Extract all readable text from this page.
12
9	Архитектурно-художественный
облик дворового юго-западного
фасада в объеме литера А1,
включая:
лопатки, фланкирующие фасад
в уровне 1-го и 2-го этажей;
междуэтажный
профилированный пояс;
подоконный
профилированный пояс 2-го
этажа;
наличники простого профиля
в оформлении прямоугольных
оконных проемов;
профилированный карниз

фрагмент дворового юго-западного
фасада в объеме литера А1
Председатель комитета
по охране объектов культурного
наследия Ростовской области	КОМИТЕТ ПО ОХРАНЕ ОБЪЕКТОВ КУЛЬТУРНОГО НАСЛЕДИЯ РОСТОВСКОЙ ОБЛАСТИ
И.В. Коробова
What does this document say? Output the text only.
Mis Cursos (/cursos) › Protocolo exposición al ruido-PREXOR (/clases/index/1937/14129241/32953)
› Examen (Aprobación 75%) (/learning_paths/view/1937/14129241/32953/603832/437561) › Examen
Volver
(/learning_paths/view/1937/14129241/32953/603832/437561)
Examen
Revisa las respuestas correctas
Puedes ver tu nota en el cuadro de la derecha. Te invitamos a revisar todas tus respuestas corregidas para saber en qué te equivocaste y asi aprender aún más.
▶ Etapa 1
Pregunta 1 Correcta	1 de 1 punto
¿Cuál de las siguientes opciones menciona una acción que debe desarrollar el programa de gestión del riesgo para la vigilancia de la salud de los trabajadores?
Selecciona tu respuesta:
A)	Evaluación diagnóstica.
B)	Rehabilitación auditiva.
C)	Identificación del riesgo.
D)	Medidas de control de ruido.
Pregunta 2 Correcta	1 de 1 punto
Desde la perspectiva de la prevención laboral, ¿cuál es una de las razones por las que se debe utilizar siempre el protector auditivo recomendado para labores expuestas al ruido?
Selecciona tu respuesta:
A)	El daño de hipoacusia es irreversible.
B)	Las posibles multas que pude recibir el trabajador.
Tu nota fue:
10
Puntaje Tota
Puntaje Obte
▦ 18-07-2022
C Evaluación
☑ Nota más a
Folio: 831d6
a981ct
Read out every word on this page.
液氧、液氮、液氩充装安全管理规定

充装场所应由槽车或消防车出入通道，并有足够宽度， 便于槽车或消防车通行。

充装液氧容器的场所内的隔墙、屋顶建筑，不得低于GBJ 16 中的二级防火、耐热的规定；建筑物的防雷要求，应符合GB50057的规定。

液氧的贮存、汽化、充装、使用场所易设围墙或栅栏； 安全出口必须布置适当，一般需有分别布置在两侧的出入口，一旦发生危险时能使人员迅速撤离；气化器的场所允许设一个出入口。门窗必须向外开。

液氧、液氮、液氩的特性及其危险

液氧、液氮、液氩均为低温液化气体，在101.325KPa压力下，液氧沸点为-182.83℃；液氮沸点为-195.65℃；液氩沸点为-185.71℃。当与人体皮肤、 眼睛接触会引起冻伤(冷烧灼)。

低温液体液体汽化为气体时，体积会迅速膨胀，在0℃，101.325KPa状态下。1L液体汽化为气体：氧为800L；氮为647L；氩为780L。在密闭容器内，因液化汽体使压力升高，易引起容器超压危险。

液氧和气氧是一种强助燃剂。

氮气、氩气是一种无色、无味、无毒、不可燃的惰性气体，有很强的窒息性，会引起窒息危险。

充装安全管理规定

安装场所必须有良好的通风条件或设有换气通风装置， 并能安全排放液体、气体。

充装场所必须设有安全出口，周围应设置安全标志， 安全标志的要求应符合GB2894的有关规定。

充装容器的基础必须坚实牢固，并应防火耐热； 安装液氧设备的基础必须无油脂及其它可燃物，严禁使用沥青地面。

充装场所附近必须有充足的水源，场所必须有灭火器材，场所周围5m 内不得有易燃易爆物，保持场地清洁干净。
------------------------------------------------------------
Short task: Of the lines above, how many hold the word "западного"? Say the number alone.

Solution to the exercise: 2